* Begin *

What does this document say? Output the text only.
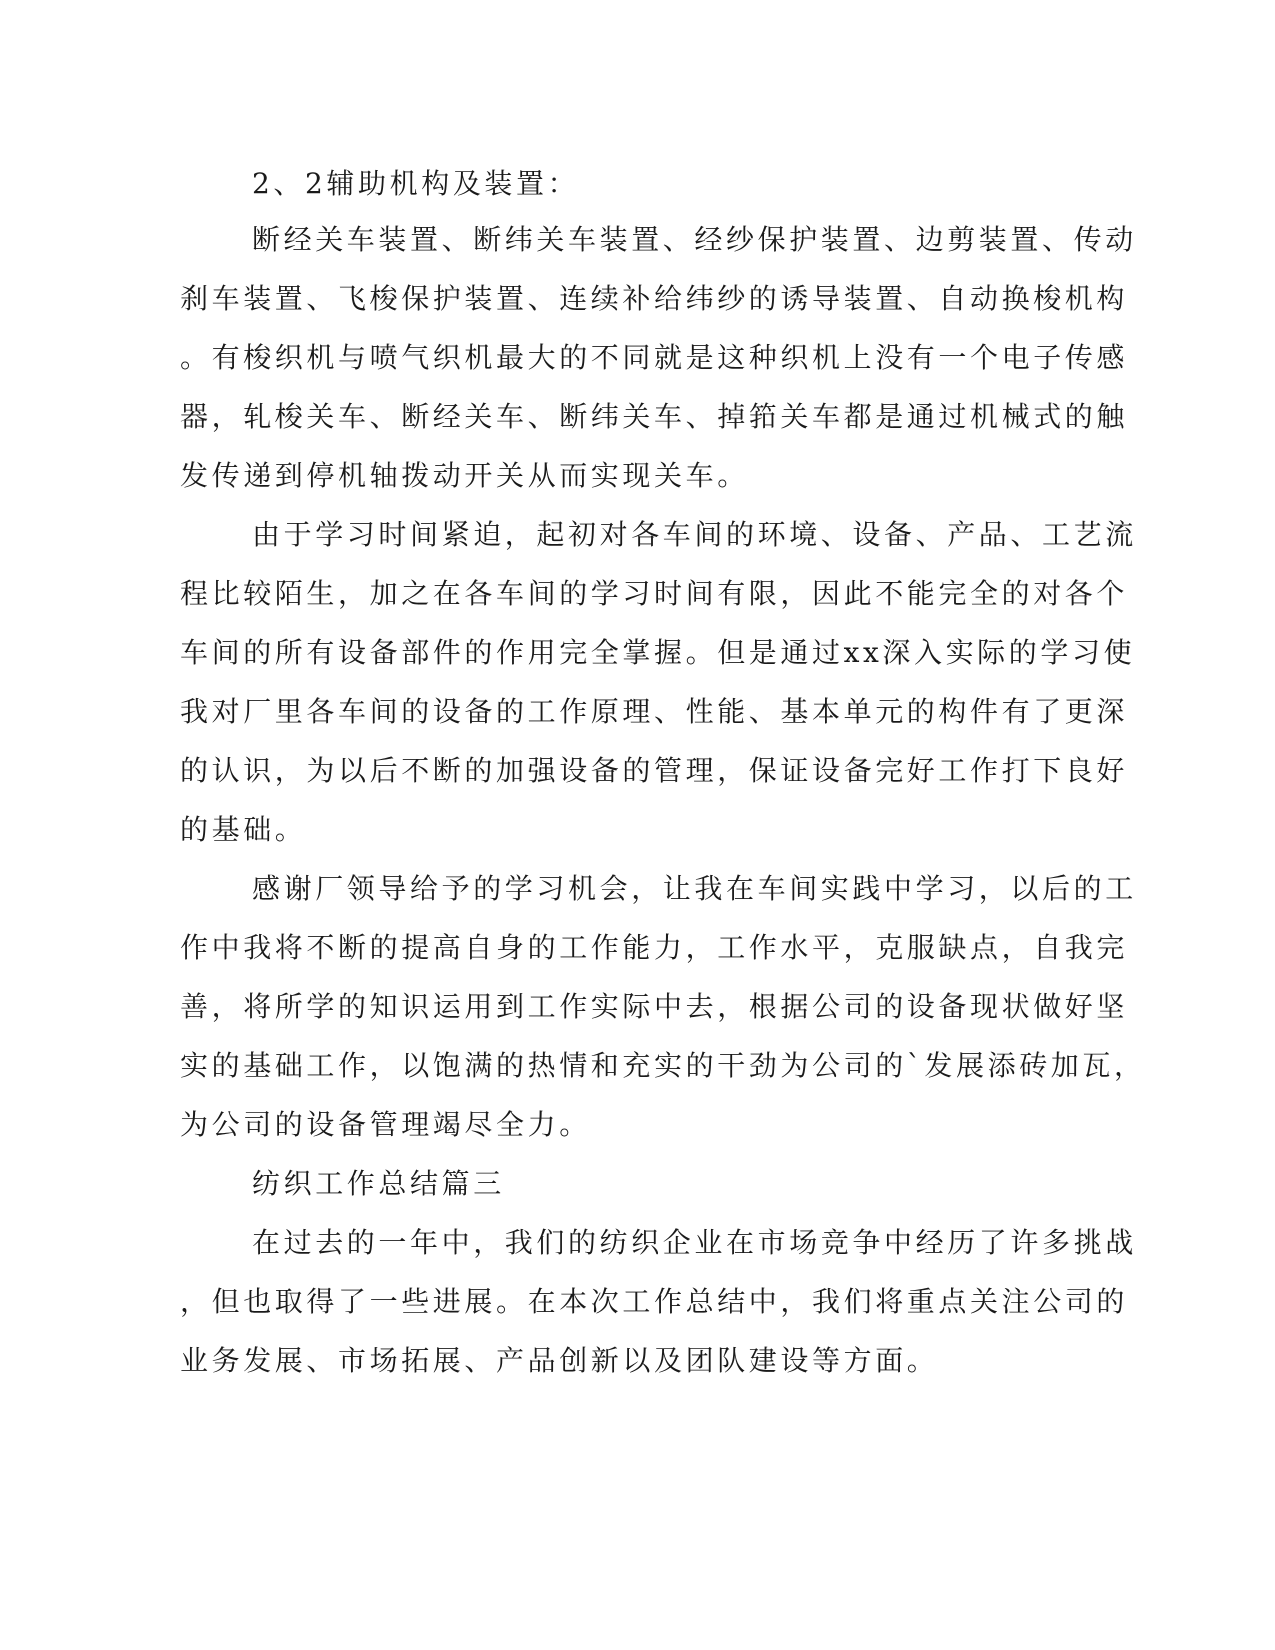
2、2辅助机构及装置：
断经关车装置、断纬关车装置、经纱保护装置、边剪装置、传动
刹车装置、飞梭保护装置、连续补给纬纱的诱导装置、自动换梭机构
。有梭织机与喷气织机最大的不同就是这种织机上没有一个电子传感
器，轧梭关车、断经关车、断纬关车、掉筘关车都是通过机械式的触
发传递到停机轴拨动开关从而实现关车。
由于学习时间紧迫，起初对各车间的环境、设备、产品、工艺流
程比较陌生，加之在各车间的学习时间有限，因此不能完全的对各个
车间的所有设备部件的作用完全掌握。但是通过xx深入实际的学习使
我对厂里各车间的设备的工作原理、性能、基本单元的构件有了更深
的认识，为以后不断的加强设备的管理，保证设备完好工作打下良好
的基础。
感谢厂领导给予的学习机会，让我在车间实践中学习，以后的工
作中我将不断的提高自身的工作能力，工作水平，克服缺点，自我完
善，将所学的知识运用到工作实际中去，根据公司的设备现状做好坚
实的基础工作，以饱满的热情和充实的干劲为公司的`发展添砖加瓦，
为公司的设备管理竭尽全力。
纺织工作总结篇三
在过去的一年中，我们的纺织企业在市场竞争中经历了许多挑战
，但也取得了一些进展。在本次工作总结中，我们将重点关注公司的
业务发展、市场拓展、产品创新以及团队建设等方面。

* End *

= Task directions =
Word for word, quote the full listing, omitting every picture.

= Final result =
What does this document say? Output the text only.
2、2辅助机构及装置：
断经关车装置、断纬关车装置、经纱保护装置、边剪装置、传动
刹车装置、飞梭保护装置、连续补给纬纱的诱导装置、自动换梭机构
。有梭织机与喷气织机最大的不同就是这种织机上没有一个电子传感
器，轧梭关车、断经关车、断纬关车、掉筘关车都是通过机械式的触
发传递到停机轴拨动开关从而实现关车。
由于学习时间紧迫，起初对各车间的环境、设备、产品、工艺流
程比较陌生，加之在各车间的学习时间有限，因此不能完全的对各个
车间的所有设备部件的作用完全掌握。但是通过xx深入实际的学习使
我对厂里各车间的设备的工作原理、性能、基本单元的构件有了更深
的认识，为以后不断的加强设备的管理，保证设备完好工作打下良好
的基础。
感谢厂领导给予的学习机会，让我在车间实践中学习，以后的工
作中我将不断的提高自身的工作能力，工作水平，克服缺点，自我完
善，将所学的知识运用到工作实际中去，根据公司的设备现状做好坚
实的基础工作，以饱满的热情和充实的干劲为公司的`发展添砖加瓦，
为公司的设备管理竭尽全力。
纺织工作总结篇三
在过去的一年中，我们的纺织企业在市场竞争中经历了许多挑战
，但也取得了一些进展。在本次工作总结中，我们将重点关注公司的
业务发展、市场拓展、产品创新以及团队建设等方面。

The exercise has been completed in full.